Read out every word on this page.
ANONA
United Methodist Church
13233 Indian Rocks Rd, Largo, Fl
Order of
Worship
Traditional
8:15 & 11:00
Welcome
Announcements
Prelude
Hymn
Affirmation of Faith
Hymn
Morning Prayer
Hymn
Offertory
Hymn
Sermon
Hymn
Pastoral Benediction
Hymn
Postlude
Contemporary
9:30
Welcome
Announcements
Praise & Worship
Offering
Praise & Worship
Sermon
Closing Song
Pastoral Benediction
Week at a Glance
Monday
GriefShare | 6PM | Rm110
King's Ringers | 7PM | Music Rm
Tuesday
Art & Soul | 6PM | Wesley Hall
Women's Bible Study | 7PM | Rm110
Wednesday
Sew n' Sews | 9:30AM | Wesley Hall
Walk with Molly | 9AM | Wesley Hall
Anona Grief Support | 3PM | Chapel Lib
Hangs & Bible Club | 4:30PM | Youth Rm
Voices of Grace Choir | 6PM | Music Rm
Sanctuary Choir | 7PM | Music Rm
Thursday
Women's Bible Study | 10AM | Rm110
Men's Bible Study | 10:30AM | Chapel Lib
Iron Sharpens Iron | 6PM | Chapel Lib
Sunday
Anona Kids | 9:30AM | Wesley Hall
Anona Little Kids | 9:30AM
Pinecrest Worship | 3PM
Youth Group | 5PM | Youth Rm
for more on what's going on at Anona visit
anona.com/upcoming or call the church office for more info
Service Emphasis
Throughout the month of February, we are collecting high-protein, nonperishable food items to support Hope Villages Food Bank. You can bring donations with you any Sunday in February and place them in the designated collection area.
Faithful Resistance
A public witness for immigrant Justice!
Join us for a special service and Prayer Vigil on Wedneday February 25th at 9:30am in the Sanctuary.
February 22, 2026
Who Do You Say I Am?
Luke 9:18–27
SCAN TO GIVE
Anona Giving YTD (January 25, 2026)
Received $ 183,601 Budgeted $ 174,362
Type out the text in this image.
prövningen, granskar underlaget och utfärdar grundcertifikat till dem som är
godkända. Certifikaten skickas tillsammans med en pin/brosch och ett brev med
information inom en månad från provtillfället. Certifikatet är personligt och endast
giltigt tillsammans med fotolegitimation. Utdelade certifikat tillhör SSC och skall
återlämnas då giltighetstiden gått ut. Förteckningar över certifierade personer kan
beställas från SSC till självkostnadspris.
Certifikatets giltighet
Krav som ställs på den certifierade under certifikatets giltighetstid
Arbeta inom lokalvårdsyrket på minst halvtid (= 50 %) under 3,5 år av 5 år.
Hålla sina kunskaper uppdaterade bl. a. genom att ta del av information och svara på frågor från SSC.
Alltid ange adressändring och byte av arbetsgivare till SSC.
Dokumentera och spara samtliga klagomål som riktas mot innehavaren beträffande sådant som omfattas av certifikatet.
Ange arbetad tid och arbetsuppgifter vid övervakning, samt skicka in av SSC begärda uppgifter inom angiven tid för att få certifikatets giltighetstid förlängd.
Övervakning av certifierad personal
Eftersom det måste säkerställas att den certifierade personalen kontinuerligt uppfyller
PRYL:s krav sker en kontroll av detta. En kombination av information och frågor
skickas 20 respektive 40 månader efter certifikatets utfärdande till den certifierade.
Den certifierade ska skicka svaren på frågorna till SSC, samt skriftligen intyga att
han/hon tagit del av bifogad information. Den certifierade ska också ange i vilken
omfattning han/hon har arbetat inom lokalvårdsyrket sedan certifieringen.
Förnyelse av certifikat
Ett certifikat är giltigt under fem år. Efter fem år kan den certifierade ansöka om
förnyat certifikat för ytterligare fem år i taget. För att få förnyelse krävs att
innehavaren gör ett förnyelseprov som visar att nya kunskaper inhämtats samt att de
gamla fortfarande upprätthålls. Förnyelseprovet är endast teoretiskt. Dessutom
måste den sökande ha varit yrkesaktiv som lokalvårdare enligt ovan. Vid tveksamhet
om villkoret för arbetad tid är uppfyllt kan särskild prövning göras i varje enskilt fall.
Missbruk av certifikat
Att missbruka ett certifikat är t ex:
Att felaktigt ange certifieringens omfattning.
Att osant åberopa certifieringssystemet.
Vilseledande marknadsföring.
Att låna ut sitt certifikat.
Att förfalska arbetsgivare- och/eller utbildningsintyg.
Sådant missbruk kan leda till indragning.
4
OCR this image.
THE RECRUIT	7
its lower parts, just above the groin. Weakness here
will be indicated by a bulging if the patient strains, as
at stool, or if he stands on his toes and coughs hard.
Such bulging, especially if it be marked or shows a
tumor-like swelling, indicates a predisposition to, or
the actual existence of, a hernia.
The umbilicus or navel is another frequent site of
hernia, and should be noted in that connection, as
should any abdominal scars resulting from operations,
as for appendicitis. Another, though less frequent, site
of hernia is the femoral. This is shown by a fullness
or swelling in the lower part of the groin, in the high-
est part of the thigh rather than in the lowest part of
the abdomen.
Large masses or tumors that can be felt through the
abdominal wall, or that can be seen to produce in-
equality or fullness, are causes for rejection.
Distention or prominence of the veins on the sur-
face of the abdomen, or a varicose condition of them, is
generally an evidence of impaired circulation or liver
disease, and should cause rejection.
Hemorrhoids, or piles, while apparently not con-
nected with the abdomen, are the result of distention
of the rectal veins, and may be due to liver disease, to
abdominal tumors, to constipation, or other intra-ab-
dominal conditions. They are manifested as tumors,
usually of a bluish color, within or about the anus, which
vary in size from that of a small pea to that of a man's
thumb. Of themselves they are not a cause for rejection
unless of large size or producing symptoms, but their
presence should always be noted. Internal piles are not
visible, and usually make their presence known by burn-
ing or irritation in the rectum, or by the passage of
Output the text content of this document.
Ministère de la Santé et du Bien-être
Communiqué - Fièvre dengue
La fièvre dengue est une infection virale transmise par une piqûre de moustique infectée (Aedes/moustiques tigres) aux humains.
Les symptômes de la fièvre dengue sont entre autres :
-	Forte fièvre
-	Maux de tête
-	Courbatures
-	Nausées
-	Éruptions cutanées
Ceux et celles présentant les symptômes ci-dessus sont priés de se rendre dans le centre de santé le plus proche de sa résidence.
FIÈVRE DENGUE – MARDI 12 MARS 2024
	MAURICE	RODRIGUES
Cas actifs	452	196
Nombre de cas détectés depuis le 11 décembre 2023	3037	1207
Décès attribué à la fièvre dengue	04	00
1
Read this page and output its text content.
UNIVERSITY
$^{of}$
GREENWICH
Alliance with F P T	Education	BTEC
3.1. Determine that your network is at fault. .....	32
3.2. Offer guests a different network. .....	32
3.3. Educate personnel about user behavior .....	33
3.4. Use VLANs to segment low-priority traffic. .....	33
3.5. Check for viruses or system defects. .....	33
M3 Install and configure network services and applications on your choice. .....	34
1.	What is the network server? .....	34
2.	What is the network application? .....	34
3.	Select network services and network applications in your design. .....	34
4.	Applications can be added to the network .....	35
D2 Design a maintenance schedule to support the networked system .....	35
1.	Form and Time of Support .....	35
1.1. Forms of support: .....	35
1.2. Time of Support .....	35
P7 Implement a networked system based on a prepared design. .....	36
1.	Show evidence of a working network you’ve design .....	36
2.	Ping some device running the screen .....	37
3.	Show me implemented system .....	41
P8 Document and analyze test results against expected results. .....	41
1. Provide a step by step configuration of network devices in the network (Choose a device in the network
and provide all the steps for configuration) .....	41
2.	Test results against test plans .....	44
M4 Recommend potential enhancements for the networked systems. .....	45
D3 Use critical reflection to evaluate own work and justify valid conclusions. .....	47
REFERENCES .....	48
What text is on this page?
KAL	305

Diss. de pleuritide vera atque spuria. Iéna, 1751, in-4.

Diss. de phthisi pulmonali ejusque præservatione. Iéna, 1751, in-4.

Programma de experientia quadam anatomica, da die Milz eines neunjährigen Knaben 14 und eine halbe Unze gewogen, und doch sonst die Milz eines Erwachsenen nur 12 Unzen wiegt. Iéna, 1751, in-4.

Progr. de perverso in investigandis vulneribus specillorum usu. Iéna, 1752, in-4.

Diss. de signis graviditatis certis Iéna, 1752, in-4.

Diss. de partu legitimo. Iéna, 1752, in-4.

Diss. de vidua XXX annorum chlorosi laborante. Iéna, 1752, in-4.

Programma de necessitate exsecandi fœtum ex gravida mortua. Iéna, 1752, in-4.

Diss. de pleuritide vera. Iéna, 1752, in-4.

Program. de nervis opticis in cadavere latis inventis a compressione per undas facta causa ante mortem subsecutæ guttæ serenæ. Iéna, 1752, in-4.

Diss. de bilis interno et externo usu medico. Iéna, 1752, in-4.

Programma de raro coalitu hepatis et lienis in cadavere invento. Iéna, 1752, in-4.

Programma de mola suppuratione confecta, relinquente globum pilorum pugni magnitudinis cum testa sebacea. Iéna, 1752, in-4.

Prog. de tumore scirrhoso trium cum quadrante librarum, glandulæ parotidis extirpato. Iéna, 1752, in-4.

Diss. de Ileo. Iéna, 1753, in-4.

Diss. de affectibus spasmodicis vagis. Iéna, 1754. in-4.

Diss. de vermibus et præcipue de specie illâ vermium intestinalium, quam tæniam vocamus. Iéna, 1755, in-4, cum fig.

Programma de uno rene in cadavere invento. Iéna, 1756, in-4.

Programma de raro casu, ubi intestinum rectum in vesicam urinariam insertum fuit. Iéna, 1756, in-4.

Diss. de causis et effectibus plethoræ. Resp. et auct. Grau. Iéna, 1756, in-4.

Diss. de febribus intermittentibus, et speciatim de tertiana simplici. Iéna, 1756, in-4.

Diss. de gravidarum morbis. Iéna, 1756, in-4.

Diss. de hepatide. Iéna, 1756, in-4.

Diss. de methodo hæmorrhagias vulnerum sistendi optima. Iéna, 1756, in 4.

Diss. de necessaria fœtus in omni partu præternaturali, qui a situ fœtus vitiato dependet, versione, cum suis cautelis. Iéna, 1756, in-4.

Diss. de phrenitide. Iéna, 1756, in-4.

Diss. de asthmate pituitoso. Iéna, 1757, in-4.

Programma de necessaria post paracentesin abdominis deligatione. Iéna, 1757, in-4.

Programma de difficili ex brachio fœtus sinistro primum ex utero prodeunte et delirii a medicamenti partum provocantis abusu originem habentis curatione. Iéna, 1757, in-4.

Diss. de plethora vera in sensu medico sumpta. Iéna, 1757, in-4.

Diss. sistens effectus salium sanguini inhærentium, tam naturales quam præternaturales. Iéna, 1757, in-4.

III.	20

◆ ◆ ◆ ◆ ◆ ◆ ◆

> [Task requirements] When a line of the material holds the string "Music", copy that line.

> [Finished exercise]
King's Ringers | 7PM | Music Rm
Voices of Grace Choir | 6PM | Music Rm
Sanctuary Choir | 7PM | Music Rm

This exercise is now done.